> [Stated task 1]: According to the blog text about moving into public relations, how long did the writer volunteer at the Manchester-based PR company?
> [Stated task 2]: Carry on the blog text about moving into public relations, picking up after its final line.

> [Supplied text]:
# # # # #

The project is all about empowerment, collaboration and even some cash rewards. It's early days, but I'm hoping that the community will give an opportunity for people like me to get our writing seen by a bigger audience than just our own blog readers.

Wednesday, 22 May 2019

Public Relations Month

Back in January I volunteered at a Manchester-based public relations company. I gave up 2 weeks to learn about the field of PR- of taking a company or organisation, looking at their data, looking at positive aspects, turning select data into a press release and pushing it out to relevant publications. The experience taught me a lot, one of the main aspects being that, in the 21st century, PR isn't just bashing out an article and 'selling in' to a stream of editors: social media is changing the face of the industry and digital outlets are now providing a much bigger reach than print. That, plus expanding radio and TV networks are also offering platforms on which brands can be noticed by the public.

The placement ended and I went back to admin. Not only am I totally unsuited to the role of business support, but I now have both the 'carrot and the stick' in my career- a job that makes me deeply unhappy, but a different field that I'm focussed on moving into. I expect this isn't as easy at the best of times, but short term memory difficulties on top of minimal experience make for somewhat of an uphill struggle. The PR company were understanding, supportive, and great fun to work with. Typically, it was the more routine admin tasks that I struggled with the most- updating the coverage book used to record where articles were published, for instance- rather than the more creative elements, like brainstorming sessions or researching cycle safety campaigns. I left convinced that PR is the right field to enter.

After this, I found this house and started the process of buying it. Now that I'm living here, and the decorating is 90% done, it's time to get back into the swing of PR.

I can think of at least one company that were ready to offer me work experience. I've got a list of the top northwest PR firms, most of which I've already approached. One of these were ready to at least meet me. I'll re-contact a few of these, plus I'll look for bar launches, shop launches and other events and see who is handling their PR, then approach them. Being a little ballsy and offering to cover events got me into the Mirror Image Style launch last month. It got me onto Go:PR's books. Go understand that bloggers are looking for opportunities to cover ideas and events, and will write positively on your project if you invite them. Although bloggers may not have the same reach as a local news outlet, scattering a message via a cluster of smaller writers, without spending anything, is going to get your name in people's mouths, so to speak.

Deadline: 22nd June!

Monday, 20 May 2019

Work for a Magazine; Andy's Man Club Oldham 2nd Birthday; Bank Holiday

Busy week ahead!

# # # # #

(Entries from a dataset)
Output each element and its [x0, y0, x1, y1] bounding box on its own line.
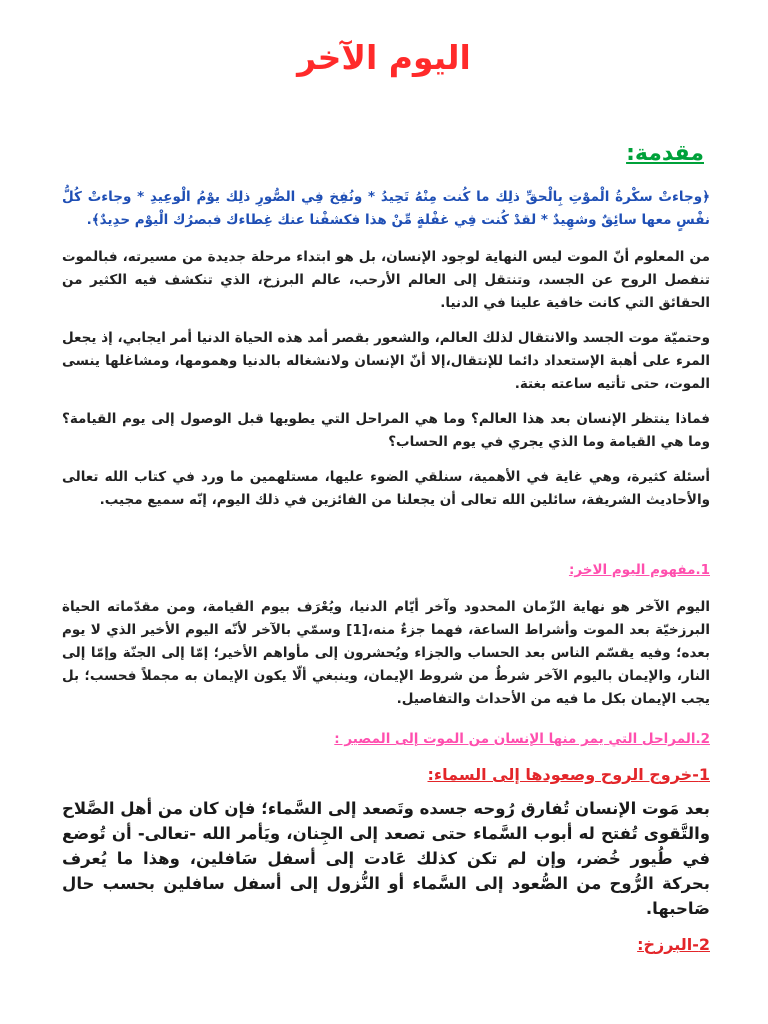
- page-title: اليوم الآخر: [297, 38, 471, 77]
- subsection-2-heading: 2-البرزخ:: [637, 935, 710, 954]
- section-1-text: اليوم الآخر هو نهاية الزّمان المحدود وآخر أيّام الدنيا، ويُعْرَف بيوم القيامة، ومن مقدّماته الحياة البرزخيّة بعد الموت وأشراط الساعة، فهما جزءٌ منه،[1] وسمّي بالآخر لأنّه اليوم الأخير الذي لا يوم بعده؛ وفيه يقسّم الناس بعد الحساب والجزاء ويُحشرون إلى مأواهم الأخير؛ إمّا إلى الجنّة وإمّا إلى النار، والإيمان باليوم الآخر شرطٌ من شروط الإيمان، وينبغي ألّا يكون الإيمان به مجملاً فحسب؛ بل يجب الإيمان بكل ما فيه من الأحداث والتفاصيل.: [62, 599, 710, 707]
- section-1-heading: 1.مفهوم اليوم الاخر:: [568, 562, 710, 578]
- document-content: [62, 186, 710, 954]
- subsection-1-heading: 1-خروج الروح وصعودها إلى السماء:: [427, 765, 710, 784]
- intro-paragraph-1: من المعلوم أنّ الموت ليس النهاية لوجود الإنسان، بل هو ابتداء مرحلة جديدة من مسيرته، فبالموت تنفصل الروح عن الجسد، وتنتقل إلى العالم الأرحب، عالم البرزخ، الذي تنكشف فيه الكثير من الحقائق التي كانت خافية علينا في الدنيا.: [62, 249, 710, 311]
- quran-verse: ﴿وجاءتْ سكْرةُ الْموْتِ بِالْحقِّ ذلِك ما كُنت مِنْهُ تَحِيدُ * ونُفِخ فِي الصُّورِ ذلِك يوْمُ الْوعِيدِ * وجاءتْ كُلُّ نفْسٍ معها سائِقٌ وشهِيدٌ * لقدْ كُنت فِي غفْلةٍ مِّنْ هذا فكشفْنا عنك غِطاءك فبصرُك الْيوْم حدِيدٌ﴾.: [62, 189, 710, 228]
- intro-heading: مقدمة:: [626, 141, 704, 166]
- intro-paragraph-3: فماذا ينتظر الإنسان بعد هذا العالم؟ وما هي المراحل التي يطويها قبل الوصول إلى يوم القيامة؟وما هي القيامة وما الذي يجري في يوم الحساب؟: [62, 411, 710, 450]
- intro-paragraph-4: أسئلة كثيرة، وهي غاية في الأهمية، سنلقي الضوء عليها، مستلهمين ما ورد في كتاب الله تعالى والأحاديث الشريفة، سائلين الله تعالى أن يجعلنا من الفائزين في ذلك اليوم، إنّه سميع مجيب.: [62, 469, 710, 508]
- subsection-1-text: بعد مَوت الإنسان تُفارق رُوحه جسده وتَصعد إلى السَّماء؛ فإن كان من أهل الصَّلاح والتَّقوى تُفتح له أبوب السَّماء حتى تصعد إلى الجِنان، ويَأمر الله -تعالى- أن تُوضع في طُيور خُضر، وإن لم تكن كذلك عَادت إلى أسفل سَافلين، وهذا ما يُعرف بحركة الرُّوح من الصُّعود إلى السَّماء أو النُّزول إلى أسفل سافلين بحسب حال صَاحبها.: [62, 799, 710, 918]
- intro-paragraph-2: وحتميّة موت الجسد والانتقال لذلك العالم، والشعور بقصر أمد هذه الحياة الدنيا أمر ايجابي، إذ يجعل المرء على أهبة الإستعداد دائما للإنتقال،إلا أنّ الإنسان ولانشغاله بالدنيا وهمومها، ومشاغلها ينسى الموت، حتى تأتيه ساعته بغتة.: [62, 330, 710, 392]
- section-2-heading: 2.المراحل التي يمر منها الإنسان من الموت إلى المصير :: [334, 731, 710, 747]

# # # # #

> [Task response 1]: Two weeks.

> [Task response 2]:
Thursday night: Smple Community: Work for a Magazine meets in Nexus Art Cafe. They are a gathering of creatives 'based in Vancouver, but have a key hold on the UK.' It's one of their 'prime territories moving forward,' and they 'need YOU to join our mission, which is essentially probing music, fashion, science and society at large, drawing compelling content into any number of formats.' I'm going to check it out, having filled their Creator-form online.  Your guess is as good as mine as to what it will be like, but Nexus has always been a great hub for creativity... and cheese toasties. 5:45pm onwards.

Saturday night: Support group Andy's Man Club Oldham celebrates their second year of running. Every Monday night a crowd of men meet at Chadderton Sports Centre to discus any problems they might have, free of judgement. The group has gone from strength to strength, with 485 people turning up to groups across the country. It's time for a party! we're meeting in Royton Band Club for drinks, a live band, food and a raffle. 7:30pm onwards.

You're probably aware it's a bank holiday: I have no plans for the Sunday as of yet. There are a few meetups on the Sunday and Monday that you can find if you want, but nothing that takes my fancy.

I whipped through another couple of free comics from Oldham Comic Con: The Avengers was a corny tale of a giant Darth-Vader-looking thing smashing up a city, so a group of superheroes (including an inexplicably female Incredible Hulk) can band together and beat them up. Vamplets: The Undead Pet Society featured some undead pets going to a creepy funfair. Nicely illustrated, but ended abruptly.

Sunday, 19 May 2019

Strange things are afoot in the Meetup community

But they always are... I've met plenty of great people through the social media site Meetup.  Writers, partygoers, minimalists, young professionals new to the city... Many of these have been good people with whom I'm still good mates. Others, weird as fuck. I'm not in the habit of naming individuals, but one of the organisers of Manchester Megamix, we'll call her VL, had set up her own Facebook group chat for people who use the group, then left it after an argument.

I suggested, in this group chat, that we go to watch some boxing or UFC. A few people liked this idea. VL didn't want ideas being thrown around that weren't hers, so expressed her disagreement then left the chat. She's still down as one of the organisers, but the group chat has, unsurprisingly, dried up. There are 50+ people in the chat, but they're dropping out like flies. The meetup group itself has 5000+ members.

Meanwhile, I'm grafting away on smaller jobs at the new house. It's really taking shape. A bit of painting, some curtains and skirting boards (and figuring out why I've only got 5 channels on Freeview) aside, the house is ready.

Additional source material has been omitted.